> _Given instruction_:
Locate all lines with the word "this" and copy them out.

> _Record excerpts_:
----------

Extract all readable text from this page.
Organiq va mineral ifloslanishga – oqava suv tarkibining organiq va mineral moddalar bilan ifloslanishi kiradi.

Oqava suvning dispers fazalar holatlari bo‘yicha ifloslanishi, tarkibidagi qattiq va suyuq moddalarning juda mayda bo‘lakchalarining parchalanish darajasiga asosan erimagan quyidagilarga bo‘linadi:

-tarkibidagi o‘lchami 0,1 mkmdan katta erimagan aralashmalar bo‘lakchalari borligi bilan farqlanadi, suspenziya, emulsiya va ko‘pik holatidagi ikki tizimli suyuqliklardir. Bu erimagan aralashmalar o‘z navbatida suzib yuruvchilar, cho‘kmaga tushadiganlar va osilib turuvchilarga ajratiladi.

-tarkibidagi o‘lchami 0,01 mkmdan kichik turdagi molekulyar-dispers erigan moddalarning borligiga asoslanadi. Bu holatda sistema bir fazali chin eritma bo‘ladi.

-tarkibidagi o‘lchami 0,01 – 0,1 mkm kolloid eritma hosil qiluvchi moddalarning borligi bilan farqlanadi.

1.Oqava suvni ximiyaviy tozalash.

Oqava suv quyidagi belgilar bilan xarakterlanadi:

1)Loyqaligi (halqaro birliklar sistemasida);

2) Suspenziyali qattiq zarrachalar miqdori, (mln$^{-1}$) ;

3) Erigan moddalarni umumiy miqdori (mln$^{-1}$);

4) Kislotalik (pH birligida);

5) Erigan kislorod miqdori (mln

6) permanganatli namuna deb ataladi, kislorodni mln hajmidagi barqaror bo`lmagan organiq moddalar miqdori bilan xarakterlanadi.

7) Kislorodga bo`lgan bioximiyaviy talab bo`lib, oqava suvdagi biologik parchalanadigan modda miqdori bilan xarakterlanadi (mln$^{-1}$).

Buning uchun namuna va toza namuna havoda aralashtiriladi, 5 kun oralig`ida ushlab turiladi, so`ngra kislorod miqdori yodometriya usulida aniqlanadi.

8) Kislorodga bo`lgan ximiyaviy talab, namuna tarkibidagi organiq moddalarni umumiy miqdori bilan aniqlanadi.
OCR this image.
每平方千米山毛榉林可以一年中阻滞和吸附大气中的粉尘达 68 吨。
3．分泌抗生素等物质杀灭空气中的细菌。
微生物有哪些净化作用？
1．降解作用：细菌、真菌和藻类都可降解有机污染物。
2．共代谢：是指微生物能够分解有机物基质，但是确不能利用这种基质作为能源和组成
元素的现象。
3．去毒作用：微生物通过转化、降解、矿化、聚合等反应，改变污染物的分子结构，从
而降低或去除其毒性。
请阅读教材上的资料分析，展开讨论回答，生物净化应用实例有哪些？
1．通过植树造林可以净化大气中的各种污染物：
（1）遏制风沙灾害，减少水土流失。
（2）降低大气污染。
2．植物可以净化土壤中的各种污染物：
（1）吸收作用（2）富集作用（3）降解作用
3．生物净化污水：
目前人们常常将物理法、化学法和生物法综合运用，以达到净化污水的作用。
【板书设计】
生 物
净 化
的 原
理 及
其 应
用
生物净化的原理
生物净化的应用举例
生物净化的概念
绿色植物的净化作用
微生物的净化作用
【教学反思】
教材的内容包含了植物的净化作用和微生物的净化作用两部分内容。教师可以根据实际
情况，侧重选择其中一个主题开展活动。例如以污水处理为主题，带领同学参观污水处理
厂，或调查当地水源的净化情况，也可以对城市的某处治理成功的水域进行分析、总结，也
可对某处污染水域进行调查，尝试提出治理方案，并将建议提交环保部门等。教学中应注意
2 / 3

----------

> _Complete output_:
Extract all readable text from this page.
OCR this image.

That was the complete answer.